*WORK TO DO*.
Output every row below as a numbered list, leaving out any blank lines.

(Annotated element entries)
################

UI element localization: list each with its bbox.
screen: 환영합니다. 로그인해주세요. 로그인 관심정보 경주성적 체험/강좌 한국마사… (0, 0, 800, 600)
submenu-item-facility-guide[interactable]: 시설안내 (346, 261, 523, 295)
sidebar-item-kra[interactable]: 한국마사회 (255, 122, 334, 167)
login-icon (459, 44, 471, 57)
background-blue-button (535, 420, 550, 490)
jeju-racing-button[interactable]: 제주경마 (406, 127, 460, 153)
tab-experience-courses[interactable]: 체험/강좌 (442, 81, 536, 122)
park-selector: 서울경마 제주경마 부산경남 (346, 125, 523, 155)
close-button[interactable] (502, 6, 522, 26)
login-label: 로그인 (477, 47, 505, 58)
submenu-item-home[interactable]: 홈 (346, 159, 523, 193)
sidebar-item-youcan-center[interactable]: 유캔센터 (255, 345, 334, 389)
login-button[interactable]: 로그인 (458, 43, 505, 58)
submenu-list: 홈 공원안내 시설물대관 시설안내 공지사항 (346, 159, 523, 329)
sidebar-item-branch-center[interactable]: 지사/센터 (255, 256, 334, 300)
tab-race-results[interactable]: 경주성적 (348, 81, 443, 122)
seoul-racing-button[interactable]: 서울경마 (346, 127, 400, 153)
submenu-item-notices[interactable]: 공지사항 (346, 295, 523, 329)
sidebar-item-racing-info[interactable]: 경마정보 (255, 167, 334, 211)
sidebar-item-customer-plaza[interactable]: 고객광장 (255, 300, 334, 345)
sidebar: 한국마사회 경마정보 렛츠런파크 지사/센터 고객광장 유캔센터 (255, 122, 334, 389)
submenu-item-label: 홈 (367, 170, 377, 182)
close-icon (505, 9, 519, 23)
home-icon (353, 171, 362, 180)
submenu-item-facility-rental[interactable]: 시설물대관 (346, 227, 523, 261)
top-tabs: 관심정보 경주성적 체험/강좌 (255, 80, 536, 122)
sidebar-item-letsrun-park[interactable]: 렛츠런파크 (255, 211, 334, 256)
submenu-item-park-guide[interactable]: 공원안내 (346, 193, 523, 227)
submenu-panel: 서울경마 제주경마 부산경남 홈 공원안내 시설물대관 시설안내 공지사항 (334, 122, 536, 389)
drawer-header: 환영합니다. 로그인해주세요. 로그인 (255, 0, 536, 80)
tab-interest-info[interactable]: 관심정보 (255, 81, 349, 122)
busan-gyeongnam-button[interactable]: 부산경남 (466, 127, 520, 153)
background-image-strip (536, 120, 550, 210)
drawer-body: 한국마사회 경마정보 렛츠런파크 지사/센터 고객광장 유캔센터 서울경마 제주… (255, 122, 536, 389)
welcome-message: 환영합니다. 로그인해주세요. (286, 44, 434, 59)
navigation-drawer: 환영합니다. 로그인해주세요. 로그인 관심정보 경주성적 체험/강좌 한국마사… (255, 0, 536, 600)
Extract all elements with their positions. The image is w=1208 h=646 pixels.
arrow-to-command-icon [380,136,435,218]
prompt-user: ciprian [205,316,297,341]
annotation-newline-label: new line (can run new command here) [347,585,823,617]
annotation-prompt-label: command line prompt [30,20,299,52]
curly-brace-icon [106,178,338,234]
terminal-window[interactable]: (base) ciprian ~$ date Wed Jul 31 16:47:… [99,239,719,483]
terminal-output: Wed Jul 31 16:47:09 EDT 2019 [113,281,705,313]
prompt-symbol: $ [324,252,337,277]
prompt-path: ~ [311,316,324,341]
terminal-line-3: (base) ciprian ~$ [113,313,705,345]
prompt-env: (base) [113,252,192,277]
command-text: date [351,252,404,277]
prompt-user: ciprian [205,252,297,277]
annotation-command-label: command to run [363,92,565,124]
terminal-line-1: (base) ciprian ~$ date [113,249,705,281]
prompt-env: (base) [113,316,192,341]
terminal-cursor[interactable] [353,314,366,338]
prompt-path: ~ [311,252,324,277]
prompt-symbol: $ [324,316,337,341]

################

*WORKED SOLUTION*.
1. UI element localization: list each with its bbox.
2. screen: 환영합니다. 로그인해주세요. 로그인 관심정보 경주성적 체험/강좌 한국마사… (0, 0, 800, 600)
3. submenu-item-facility-guide[interactable]: 시설안내 (346, 261, 523, 295)
4. sidebar-item-kra[interactable]: 한국마사회 (255, 122, 334, 167)
5. login-icon (459, 44, 471, 57)
6. background-blue-button (535, 420, 550, 490)
7. jeju-racing-button[interactable]: 제주경마 (406, 127, 460, 153)
8. tab-experience-courses[interactable]: 체험/강좌 (442, 81, 536, 122)
9. park-selector: 서울경마 제주경마 부산경남 (346, 125, 523, 155)
10. close-button[interactable] (502, 6, 522, 26)
11. login-label: 로그인 (477, 47, 505, 58)
12. submenu-item-home[interactable]: 홈 (346, 159, 523, 193)
13. sidebar-item-youcan-center[interactable]: 유캔센터 (255, 345, 334, 389)
14. login-button[interactable]: 로그인 (458, 43, 505, 58)
15. submenu-list: 홈 공원안내 시설물대관 시설안내 공지사항 (346, 159, 523, 329)
16. sidebar-item-branch-center[interactable]: 지사/센터 (255, 256, 334, 300)
17. tab-race-results[interactable]: 경주성적 (348, 81, 443, 122)
18. seoul-racing-button[interactable]: 서울경마 (346, 127, 400, 153)
19. submenu-item-notices[interactable]: 공지사항 (346, 295, 523, 329)
20. sidebar-item-racing-info[interactable]: 경마정보 (255, 167, 334, 211)
21. sidebar-item-customer-plaza[interactable]: 고객광장 (255, 300, 334, 345)
22. sidebar: 한국마사회 경마정보 렛츠런파크 지사/센터 고객광장 유캔센터 (255, 122, 334, 389)
23. submenu-item-label: 홈 (367, 170, 377, 182)
24. close-icon (505, 9, 519, 23)
25. home-icon (353, 171, 362, 180)
26. submenu-item-facility-rental[interactable]: 시설물대관 (346, 227, 523, 261)
27. top-tabs: 관심정보 경주성적 체험/강좌 (255, 80, 536, 122)
28. sidebar-item-letsrun-park[interactable]: 렛츠런파크 (255, 211, 334, 256)
29. submenu-item-park-guide[interactable]: 공원안내 (346, 193, 523, 227)
30. submenu-panel: 서울경마 제주경마 부산경남 홈 공원안내 시설물대관 시설안내 공지사항 (334, 122, 536, 389)
31. drawer-header: 환영합니다. 로그인해주세요. 로그인 (255, 0, 536, 80)
32. tab-interest-info[interactable]: 관심정보 (255, 81, 349, 122)
33. busan-gyeongnam-button[interactable]: 부산경남 (466, 127, 520, 153)
34. background-image-strip (536, 120, 550, 210)
35. drawer-body: 한국마사회 경마정보 렛츠런파크 지사/센터 고객광장 유캔센터 서울경마 제주… (255, 122, 536, 389)
36. welcome-message: 환영합니다. 로그인해주세요. (286, 44, 434, 59)
37. navigation-drawer: 환영합니다. 로그인해주세요. 로그인 관심정보 경주성적 체험/강좌 한국마사… (255, 0, 536, 600)
38. Extract all elements with their positions. The image is w=1208 h=646 pixels.
39. arrow-to-command-icon [380,136,435,218]
40. prompt-user: ciprian [205,316,297,341]
41. annotation-newline-label: new line (can run new command here) [347,585,823,617]
42. annotation-prompt-label: command line prompt [30,20,299,52]
43. curly-brace-icon [106,178,338,234]
44. terminal-window[interactable]: (base) ciprian ~$ date Wed Jul 31 16:47:… [99,239,719,483]
45. terminal-output: Wed Jul 31 16:47:09 EDT 2019 [113,281,705,313]
46. prompt-symbol: $ [324,252,337,277]
47. prompt-path: ~ [311,316,324,341]
48. terminal-line-3: (base) ciprian ~$ [113,313,705,345]
49. prompt-env: (base) [113,252,192,277]
50. command-text: date [351,252,404,277]
51. prompt-user: ciprian [205,252,297,277]
52. annotation-command-label: command to run [363,92,565,124]
53. terminal-line-1: (base) ciprian ~$ date [113,249,705,281]
54. prompt-env: (base) [113,316,192,341]
55. terminal-cursor[interactable] [353,314,366,338]
56. prompt-path: ~ [311,252,324,277]
57. prompt-symbol: $ [324,316,337,341]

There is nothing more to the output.